§ Exercise brief
Please print every line from the one containing "Extract the structured" through the last line of the records below, exactly as written and nothing more.

§ Rows
┄┄┄┄┄┄

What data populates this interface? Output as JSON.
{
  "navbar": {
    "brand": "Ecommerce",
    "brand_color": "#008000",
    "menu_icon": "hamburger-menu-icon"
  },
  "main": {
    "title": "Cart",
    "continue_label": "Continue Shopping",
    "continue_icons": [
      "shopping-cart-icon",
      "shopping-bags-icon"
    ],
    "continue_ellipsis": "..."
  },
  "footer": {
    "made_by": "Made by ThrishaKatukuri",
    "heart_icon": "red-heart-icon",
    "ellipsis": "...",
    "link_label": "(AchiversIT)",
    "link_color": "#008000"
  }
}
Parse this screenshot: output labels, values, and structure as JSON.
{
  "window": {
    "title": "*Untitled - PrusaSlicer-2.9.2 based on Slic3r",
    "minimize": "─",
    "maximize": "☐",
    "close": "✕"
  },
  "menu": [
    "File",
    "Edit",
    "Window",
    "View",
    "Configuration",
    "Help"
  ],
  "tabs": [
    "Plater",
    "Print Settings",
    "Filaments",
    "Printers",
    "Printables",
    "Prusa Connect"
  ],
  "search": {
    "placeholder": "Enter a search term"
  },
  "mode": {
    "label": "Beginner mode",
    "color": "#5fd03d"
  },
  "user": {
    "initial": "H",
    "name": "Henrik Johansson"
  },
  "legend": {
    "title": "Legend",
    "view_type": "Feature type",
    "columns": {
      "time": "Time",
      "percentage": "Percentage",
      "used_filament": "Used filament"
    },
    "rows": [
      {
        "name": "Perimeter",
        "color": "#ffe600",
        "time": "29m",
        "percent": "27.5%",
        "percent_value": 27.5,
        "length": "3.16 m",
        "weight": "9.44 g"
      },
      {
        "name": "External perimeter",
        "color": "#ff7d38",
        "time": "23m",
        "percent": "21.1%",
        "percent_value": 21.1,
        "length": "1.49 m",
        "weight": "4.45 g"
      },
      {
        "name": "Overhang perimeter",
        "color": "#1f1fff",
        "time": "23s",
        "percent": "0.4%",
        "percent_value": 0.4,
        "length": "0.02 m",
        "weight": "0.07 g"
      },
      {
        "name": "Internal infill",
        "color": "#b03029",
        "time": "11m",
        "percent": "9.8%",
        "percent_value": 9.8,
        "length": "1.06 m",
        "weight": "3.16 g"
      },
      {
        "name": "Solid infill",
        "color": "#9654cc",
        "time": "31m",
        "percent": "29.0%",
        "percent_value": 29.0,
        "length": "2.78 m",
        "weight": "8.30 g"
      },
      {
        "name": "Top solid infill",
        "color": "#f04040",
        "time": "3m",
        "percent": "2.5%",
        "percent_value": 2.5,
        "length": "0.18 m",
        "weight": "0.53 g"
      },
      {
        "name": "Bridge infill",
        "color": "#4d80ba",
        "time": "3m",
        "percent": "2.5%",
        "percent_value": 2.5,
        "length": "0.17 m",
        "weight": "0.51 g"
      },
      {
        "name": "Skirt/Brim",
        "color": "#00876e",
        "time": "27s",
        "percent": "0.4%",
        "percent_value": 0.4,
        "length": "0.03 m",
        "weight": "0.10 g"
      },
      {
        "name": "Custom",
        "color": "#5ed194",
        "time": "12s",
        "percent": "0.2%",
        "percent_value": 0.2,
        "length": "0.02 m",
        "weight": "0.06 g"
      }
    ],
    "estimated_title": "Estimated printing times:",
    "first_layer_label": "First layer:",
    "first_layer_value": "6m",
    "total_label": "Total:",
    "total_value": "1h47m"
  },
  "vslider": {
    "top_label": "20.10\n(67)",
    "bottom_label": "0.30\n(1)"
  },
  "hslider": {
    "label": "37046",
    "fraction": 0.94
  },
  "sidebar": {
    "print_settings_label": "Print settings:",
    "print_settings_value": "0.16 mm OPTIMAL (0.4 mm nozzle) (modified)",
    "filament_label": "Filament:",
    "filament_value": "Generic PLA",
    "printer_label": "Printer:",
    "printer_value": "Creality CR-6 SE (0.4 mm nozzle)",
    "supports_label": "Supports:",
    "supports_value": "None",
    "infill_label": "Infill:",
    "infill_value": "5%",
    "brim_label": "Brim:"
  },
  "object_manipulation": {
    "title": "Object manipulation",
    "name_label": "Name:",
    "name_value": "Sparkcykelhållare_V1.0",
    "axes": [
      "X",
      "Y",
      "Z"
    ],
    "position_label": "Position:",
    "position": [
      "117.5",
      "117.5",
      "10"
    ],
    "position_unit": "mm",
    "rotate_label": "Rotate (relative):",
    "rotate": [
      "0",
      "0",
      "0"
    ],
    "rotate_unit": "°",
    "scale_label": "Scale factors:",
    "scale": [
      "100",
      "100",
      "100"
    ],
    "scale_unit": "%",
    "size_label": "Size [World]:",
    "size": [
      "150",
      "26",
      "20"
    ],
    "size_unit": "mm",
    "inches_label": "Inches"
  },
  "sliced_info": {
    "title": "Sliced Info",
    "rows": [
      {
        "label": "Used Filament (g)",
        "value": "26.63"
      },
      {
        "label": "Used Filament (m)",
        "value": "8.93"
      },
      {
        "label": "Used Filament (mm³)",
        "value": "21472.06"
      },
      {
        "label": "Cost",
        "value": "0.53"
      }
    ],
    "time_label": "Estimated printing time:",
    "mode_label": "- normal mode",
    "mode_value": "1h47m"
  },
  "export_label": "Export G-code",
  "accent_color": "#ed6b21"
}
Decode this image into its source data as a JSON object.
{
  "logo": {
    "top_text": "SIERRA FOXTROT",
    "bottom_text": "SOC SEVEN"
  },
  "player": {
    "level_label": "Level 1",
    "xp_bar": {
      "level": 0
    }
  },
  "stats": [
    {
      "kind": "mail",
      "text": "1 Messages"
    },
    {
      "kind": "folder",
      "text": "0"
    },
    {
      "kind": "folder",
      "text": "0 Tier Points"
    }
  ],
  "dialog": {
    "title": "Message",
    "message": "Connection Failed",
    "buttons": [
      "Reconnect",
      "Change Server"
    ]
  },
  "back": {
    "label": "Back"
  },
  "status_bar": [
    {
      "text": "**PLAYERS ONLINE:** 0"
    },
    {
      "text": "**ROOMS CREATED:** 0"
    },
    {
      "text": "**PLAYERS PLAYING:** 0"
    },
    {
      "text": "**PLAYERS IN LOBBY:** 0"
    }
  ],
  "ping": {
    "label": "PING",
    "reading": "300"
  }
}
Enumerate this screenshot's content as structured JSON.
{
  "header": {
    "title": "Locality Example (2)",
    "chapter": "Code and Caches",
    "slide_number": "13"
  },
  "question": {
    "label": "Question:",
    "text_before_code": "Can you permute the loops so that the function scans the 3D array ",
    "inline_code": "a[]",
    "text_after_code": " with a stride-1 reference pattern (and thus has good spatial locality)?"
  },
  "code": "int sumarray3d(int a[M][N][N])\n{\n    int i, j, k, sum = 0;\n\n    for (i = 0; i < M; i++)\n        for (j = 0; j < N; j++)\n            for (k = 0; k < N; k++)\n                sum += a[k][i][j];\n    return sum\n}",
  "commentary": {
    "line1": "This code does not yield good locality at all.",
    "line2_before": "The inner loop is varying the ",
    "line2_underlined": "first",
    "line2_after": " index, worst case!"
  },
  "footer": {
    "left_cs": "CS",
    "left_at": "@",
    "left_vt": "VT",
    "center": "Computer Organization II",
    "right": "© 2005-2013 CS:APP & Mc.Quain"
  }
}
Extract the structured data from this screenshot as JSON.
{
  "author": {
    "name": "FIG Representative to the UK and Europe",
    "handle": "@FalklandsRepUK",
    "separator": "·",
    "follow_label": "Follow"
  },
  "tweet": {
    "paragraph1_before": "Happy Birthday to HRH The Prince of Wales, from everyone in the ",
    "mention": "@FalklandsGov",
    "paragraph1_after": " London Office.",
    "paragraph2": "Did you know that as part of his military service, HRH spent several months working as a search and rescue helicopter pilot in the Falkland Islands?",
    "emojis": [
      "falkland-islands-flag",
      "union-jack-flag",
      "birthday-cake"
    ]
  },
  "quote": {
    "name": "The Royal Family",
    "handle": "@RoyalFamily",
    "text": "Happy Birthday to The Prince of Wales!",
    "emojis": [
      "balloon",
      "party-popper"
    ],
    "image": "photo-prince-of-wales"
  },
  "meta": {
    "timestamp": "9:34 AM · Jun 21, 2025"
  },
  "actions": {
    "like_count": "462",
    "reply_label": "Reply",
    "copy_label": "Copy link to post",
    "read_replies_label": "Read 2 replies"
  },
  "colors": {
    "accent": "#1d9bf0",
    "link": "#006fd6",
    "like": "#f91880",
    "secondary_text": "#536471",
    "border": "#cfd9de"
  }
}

┄┄┄┄┄┄

§ The output
Extract the structured data from this screenshot as JSON.
{
  "author": {
    "name": "FIG Representative to the UK and Europe",
    "handle": "@FalklandsRepUK",
    "separator": "·",
    "follow_label": "Follow"
  },
  "tweet": {
    "paragraph1_before": "Happy Birthday to HRH The Prince of Wales, from everyone in the ",
    "mention": "@FalklandsGov",
    "paragraph1_after": " London Office.",
    "paragraph2": "Did you know that as part of his military service, HRH spent several months working as a search and rescue helicopter pilot in the Falkland Islands?",
    "emojis": [
      "falkland-islands-flag",
      "union-jack-flag",
      "birthday-cake"
    ]
  },
  "quote": {
    "name": "The Royal Family",
    "handle": "@RoyalFamily",
    "text": "Happy Birthday to The Prince of Wales!",
    "emojis": [
      "balloon",
      "party-popper"
    ],
    "image": "photo-prince-of-wales"
  },
  "meta": {
    "timestamp": "9:34 AM · Jun 21, 2025"
  },
  "actions": {
    "like_count": "462",
    "reply_label": "Reply",
    "copy_label": "Copy link to post",
    "read_replies_label": "Read 2 replies"
  },
  "colors": {
    "accent": "#1d9bf0",
    "link": "#006fd6",
    "like": "#f91880",
    "secondary_text": "#536471",
    "border": "#cfd9de"
  }
}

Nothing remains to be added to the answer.